__EXTRACTED RECORDS__.
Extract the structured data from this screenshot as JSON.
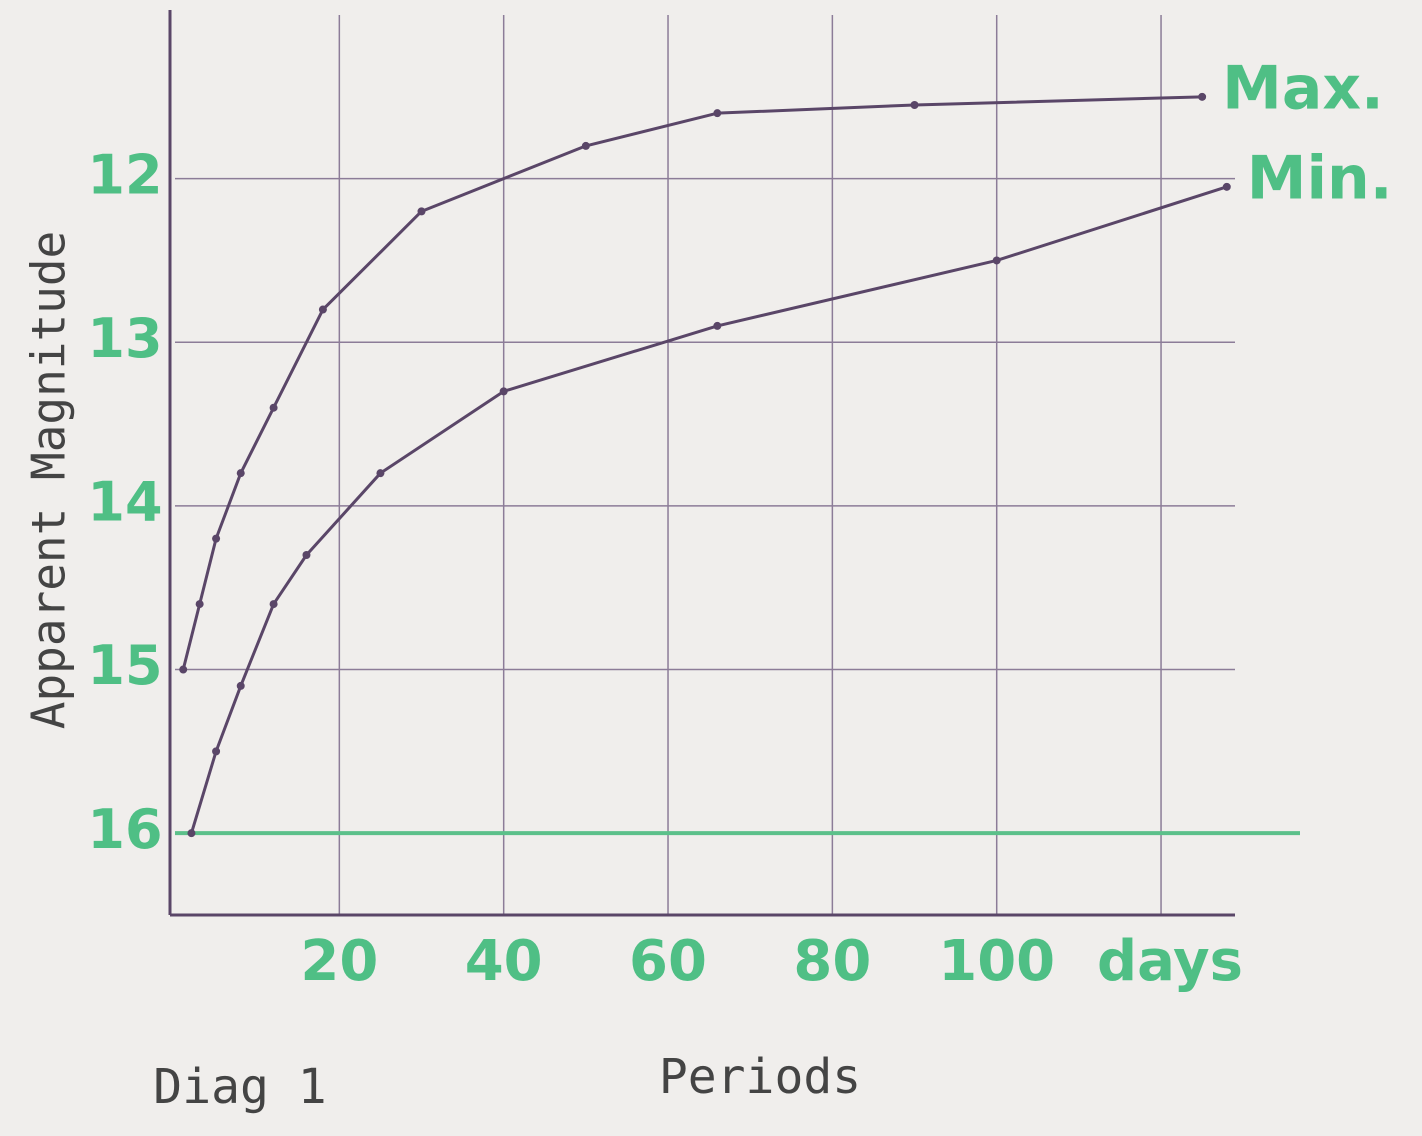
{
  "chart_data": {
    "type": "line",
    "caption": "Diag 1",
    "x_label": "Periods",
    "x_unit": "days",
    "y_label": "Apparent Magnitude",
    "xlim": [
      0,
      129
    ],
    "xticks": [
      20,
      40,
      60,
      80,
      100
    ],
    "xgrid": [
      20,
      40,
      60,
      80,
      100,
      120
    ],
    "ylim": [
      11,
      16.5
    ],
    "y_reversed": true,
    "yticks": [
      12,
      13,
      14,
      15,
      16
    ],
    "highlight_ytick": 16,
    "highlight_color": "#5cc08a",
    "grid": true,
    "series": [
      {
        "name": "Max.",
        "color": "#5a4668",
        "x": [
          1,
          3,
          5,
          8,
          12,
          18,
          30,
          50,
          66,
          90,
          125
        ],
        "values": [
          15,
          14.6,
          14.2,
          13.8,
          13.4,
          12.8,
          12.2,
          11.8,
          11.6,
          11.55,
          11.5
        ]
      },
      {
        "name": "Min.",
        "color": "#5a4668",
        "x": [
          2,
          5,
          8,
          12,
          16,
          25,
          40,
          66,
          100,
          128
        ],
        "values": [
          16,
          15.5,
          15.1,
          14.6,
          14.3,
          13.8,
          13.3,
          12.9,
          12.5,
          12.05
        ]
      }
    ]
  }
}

__WHAT YOU WILL DO__.
Make an exact copy of all the material, but keep the pictures out of it.

__FINISHED TASK__.
Extract the structured data from this screenshot as JSON.
{
  "chart_data": {
    "type": "line",
    "caption": "Diag 1",
    "x_label": "Periods",
    "x_unit": "days",
    "y_label": "Apparent Magnitude",
    "xlim": [
      0,
      129
    ],
    "xticks": [
      20,
      40,
      60,
      80,
      100
    ],
    "xgrid": [
      20,
      40,
      60,
      80,
      100,
      120
    ],
    "ylim": [
      11,
      16.5
    ],
    "y_reversed": true,
    "yticks": [
      12,
      13,
      14,
      15,
      16
    ],
    "highlight_ytick": 16,
    "highlight_color": "#5cc08a",
    "grid": true,
    "series": [
      {
        "name": "Max.",
        "color": "#5a4668",
        "x": [
          1,
          3,
          5,
          8,
          12,
          18,
          30,
          50,
          66,
          90,
          125
        ],
        "values": [
          15,
          14.6,
          14.2,
          13.8,
          13.4,
          12.8,
          12.2,
          11.8,
          11.6,
          11.55,
          11.5
        ]
      },
      {
        "name": "Min.",
        "color": "#5a4668",
        "x": [
          2,
          5,
          8,
          12,
          16,
          25,
          40,
          66,
          100,
          128
        ],
        "values": [
          16,
          15.5,
          15.1,
          14.6,
          14.3,
          13.8,
          13.3,
          12.9,
          12.5,
          12.05
        ]
      }
    ]
  }
}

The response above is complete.